● TASK DESCRIPTION: Extract each line of the records below that contains the word "texnologiyasi".

● EXERCISE DATA:
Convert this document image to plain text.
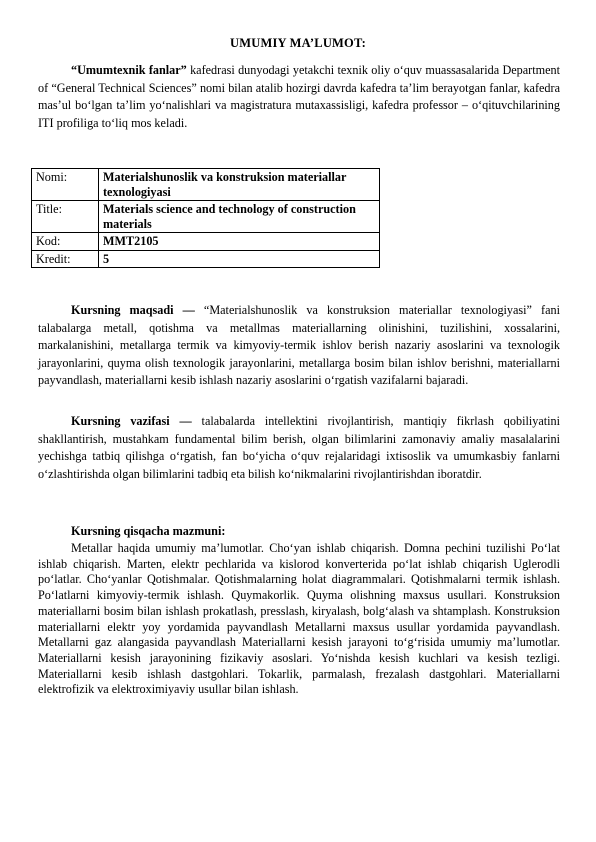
UMUMIY MA’LUMOT:

“Umumtexnik fanlar” kafedrasi dunyodagi yetakchi texnik oliy o‘quv muassasalarida Department of “General Technical Sciences” nomi bilan atalib hozirgi davrda kafedra ta’lim berayotgan fanlar, kafedra mas’ul bo‘lgan ta’lim yo‘nalishlari va magistratura mutaxassisligi, kafedra professor – o‘qituvchilarining ITI profiliga to‘liq mos keladi.

Nomi:	Materialshunoslik va konstruksion materiallar texnologiyasi
Title:	Materials science and technology of construction materials
Kod:	MMT2105
Kredit:	5

Kursning maqsadi — “Materialshunoslik va konstruksion materiallar texnologiyasi” fani talabalarga metall, qotishma va metallmas materiallarning olinishini, tuzilishini, xossalarini, markalanishini, metallarga termik va kimyoviy-termik ishlov berish nazariy asoslarini va texnologik jarayonlarini, quyma olish texnologik jarayonlarini, metallarga bosim bilan ishlov berishni, materiallarni payvandlash, materiallarni kesib ishlash nazariy asoslarini o‘rgatish vazifalarni bajaradi.

Kursning vazifasi — talabalarda intellektini rivojlantirish, mantiqiy fikrlash qobiliyatini shakllantirish, mustahkam fundamental bilim berish, olgan bilimlarini zamonaviy amaliy masalalarini yechishga tatbiq qilishga o‘rgatish, fan bo‘yicha o‘quv rejalaridagi ixtisoslik va umumkasbiy fanlarni o‘zlashtirishda olgan bilimlarini tadbiq eta bilish ko‘nikmalarini rivojlantirishdan iboratdir.

Kursning qisqacha mazmuni:

Metallar haqida umumiy ma’lumotlar. Cho‘yan ishlab chiqarish. Domna pechini tuzilishi Po‘lat ishlab chiqarish. Marten, elektr pechlarida va kislorod konverterida po‘lat ishlab chiqarish Uglerodli po‘latlar. Cho‘yanlar Qotishmalar. Qotishmalarning holat diagrammalari. Qotishmalarni termik ishlash. Po‘latlarni kimyoviy-termik ishlash. Quymakorlik. Quyma olishning maxsus usullari. Konstruksion materiallarni bosim bilan ishlash prokatlash, presslash, kiryalash, bolg‘alash va shtamplash. Konstruksion materiallarni elektr yoy yordamida payvandlash Metallarni maxsus usullar yordamida payvandlash. Metallarni gaz alangasida payvandlash Materiallarni kesish jarayoni to‘g‘risida umumiy ma’lumotlar. Materiallarni kesish jarayonining fizikaviy asoslari. Yo‘nishda kesish kuchlari va kesish tezligi. Materiallarni kesib ishlash dastgohlari. Tokarlik, parmalash, frezalash dastgohlari. Materiallarni elektrofizik va elektroximiyaviy usullar bilan ishlash.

● ANSWER TO THE EXERCISE:
Nomi:	Materialshunoslik va konstruksion materiallar texnologiyasi
Kursning maqsadi — “Materialshunoslik va konstruksion materiallar texnologiyasi” fani talabalarga metall, qotishma va metallmas materiallarning olinishini, tuzilishini, xossalarini, markalanishini, metallarga termik va kimyoviy-termik ishlov berish nazariy asoslarini va texnologik jarayonlarini, quyma olish texnologik jarayonlarini, metallarga bosim bilan ishlov berishni, materiallarni payvandlash, materiallarni kesib ishlash nazariy asoslarini o‘rgatish vazifalarni bajaradi.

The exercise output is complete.